— Start DATASET RECORDS —
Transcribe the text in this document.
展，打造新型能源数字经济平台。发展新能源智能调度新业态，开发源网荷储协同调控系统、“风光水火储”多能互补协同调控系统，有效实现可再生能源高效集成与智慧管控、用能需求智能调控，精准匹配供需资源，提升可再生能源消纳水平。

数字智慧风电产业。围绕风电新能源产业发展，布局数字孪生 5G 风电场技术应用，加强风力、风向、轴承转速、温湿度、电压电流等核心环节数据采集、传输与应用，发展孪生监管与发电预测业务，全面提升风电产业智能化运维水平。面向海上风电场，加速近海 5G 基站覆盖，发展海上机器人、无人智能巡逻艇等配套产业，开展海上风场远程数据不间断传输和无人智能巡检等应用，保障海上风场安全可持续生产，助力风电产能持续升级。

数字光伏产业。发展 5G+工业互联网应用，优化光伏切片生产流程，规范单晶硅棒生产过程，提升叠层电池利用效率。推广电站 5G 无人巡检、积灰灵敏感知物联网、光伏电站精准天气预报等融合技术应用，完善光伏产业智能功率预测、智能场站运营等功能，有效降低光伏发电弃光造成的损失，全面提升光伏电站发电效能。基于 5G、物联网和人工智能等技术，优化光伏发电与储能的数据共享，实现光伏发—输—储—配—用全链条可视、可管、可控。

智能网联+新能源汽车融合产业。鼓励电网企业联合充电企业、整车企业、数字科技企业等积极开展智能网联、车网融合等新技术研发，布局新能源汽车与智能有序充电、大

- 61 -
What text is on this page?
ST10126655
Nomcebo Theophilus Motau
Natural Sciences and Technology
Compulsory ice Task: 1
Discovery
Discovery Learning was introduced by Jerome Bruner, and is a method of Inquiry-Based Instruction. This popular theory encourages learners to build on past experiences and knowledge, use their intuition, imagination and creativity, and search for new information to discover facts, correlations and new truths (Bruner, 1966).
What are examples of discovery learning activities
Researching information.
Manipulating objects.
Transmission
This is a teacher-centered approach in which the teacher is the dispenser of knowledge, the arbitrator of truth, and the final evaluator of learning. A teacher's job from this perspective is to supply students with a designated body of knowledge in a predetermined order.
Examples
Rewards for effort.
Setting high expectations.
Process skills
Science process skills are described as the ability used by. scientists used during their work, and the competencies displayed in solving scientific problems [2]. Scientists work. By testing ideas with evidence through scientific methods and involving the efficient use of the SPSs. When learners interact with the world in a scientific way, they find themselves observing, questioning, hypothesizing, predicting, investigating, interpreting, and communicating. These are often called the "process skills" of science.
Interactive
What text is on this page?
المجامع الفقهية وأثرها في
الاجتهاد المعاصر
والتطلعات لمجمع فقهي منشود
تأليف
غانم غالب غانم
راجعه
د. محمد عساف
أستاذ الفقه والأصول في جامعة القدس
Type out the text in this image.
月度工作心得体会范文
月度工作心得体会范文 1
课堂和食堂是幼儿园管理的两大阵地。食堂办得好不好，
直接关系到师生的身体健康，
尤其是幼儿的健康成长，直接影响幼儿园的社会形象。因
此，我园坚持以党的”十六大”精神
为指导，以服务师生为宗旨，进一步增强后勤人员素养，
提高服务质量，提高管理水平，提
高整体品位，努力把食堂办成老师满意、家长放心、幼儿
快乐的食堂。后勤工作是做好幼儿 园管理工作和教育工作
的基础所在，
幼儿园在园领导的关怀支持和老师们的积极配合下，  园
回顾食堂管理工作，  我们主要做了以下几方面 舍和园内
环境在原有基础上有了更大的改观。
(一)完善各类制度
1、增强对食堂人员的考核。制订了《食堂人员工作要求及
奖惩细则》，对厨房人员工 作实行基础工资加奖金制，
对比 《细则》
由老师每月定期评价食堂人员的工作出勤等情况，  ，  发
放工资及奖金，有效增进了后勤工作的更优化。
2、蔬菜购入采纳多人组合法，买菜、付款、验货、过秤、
— End DATASET RECORDS —
[EXERCISE OBJECTIVE]
Reproduce each entry exactly, leaving out nothing.

[EXERCISE RESULT]
Transcribe the text in this document.
展，打造新型能源数字经济平台。发展新能源智能调度新业态，开发源网荷储协同调控系统、“风光水火储”多能互补协同调控系统，有效实现可再生能源高效集成与智慧管控、用能需求智能调控，精准匹配供需资源，提升可再生能源消纳水平。

数字智慧风电产业。围绕风电新能源产业发展，布局数字孪生 5G 风电场技术应用，加强风力、风向、轴承转速、温湿度、电压电流等核心环节数据采集、传输与应用，发展孪生监管与发电预测业务，全面提升风电产业智能化运维水平。面向海上风电场，加速近海 5G 基站覆盖，发展海上机器人、无人智能巡逻艇等配套产业，开展海上风场远程数据不间断传输和无人智能巡检等应用，保障海上风场安全可持续生产，助力风电产能持续升级。

数字光伏产业。发展 5G+工业互联网应用，优化光伏切片生产流程，规范单晶硅棒生产过程，提升叠层电池利用效率。推广电站 5G 无人巡检、积灰灵敏感知物联网、光伏电站精准天气预报等融合技术应用，完善光伏产业智能功率预测、智能场站运营等功能，有效降低光伏发电弃光造成的损失，全面提升光伏电站发电效能。基于 5G、物联网和人工智能等技术，优化光伏发电与储能的数据共享，实现光伏发—输—储—配—用全链条可视、可管、可控。

智能网联+新能源汽车融合产业。鼓励电网企业联合充电企业、整车企业、数字科技企业等积极开展智能网联、车网融合等新技术研发，布局新能源汽车与智能有序充电、大

- 61 -
What text is on this page?
ST10126655
Nomcebo Theophilus Motau
Natural Sciences and Technology
Compulsory ice Task: 1
Discovery
Discovery Learning was introduced by Jerome Bruner, and is a method of Inquiry-Based Instruction. This popular theory encourages learners to build on past experiences and knowledge, use their intuition, imagination and creativity, and search for new information to discover facts, correlations and new truths (Bruner, 1966).
What are examples of discovery learning activities
Researching information.
Manipulating objects.
Transmission
This is a teacher-centered approach in which the teacher is the dispenser of knowledge, the arbitrator of truth, and the final evaluator of learning. A teacher's job from this perspective is to supply students with a designated body of knowledge in a predetermined order.
Examples
Rewards for effort.
Setting high expectations.
Process skills
Science process skills are described as the ability used by. scientists used during their work, and the competencies displayed in solving scientific problems [2]. Scientists work. By testing ideas with evidence through scientific methods and involving the efficient use of the SPSs. When learners interact with the world in a scientific way, they find themselves observing, questioning, hypothesizing, predicting, investigating, interpreting, and communicating. These are often called the "process skills" of science.
Interactive
What text is on this page?
المجامع الفقهية وأثرها في
الاجتهاد المعاصر
والتطلعات لمجمع فقهي منشود
تأليف
غانم غالب غانم
راجعه
د. محمد عساف
أستاذ الفقه والأصول في جامعة القدس
Type out the text in this image.
月度工作心得体会范文
月度工作心得体会范文 1
课堂和食堂是幼儿园管理的两大阵地。食堂办得好不好，
直接关系到师生的身体健康，
尤其是幼儿的健康成长，直接影响幼儿园的社会形象。因
此，我园坚持以党的”十六大”精神
为指导，以服务师生为宗旨，进一步增强后勤人员素养，
提高服务质量，提高管理水平，提
高整体品位，努力把食堂办成老师满意、家长放心、幼儿
快乐的食堂。后勤工作是做好幼儿 园管理工作和教育工作
的基础所在，
幼儿园在园领导的关怀支持和老师们的积极配合下，  园
回顾食堂管理工作，  我们主要做了以下几方面 舍和园内
环境在原有基础上有了更大的改观。
(一)完善各类制度
1、增强对食堂人员的考核。制订了《食堂人员工作要求及
奖惩细则》，对厨房人员工 作实行基础工资加奖金制，
对比 《细则》
由老师每月定期评价食堂人员的工作出勤等情况，  ，  发
放工资及奖金，有效增进了后勤工作的更优化。
2、蔬菜购入采纳多人组合法，买菜、付款、验货、过秤、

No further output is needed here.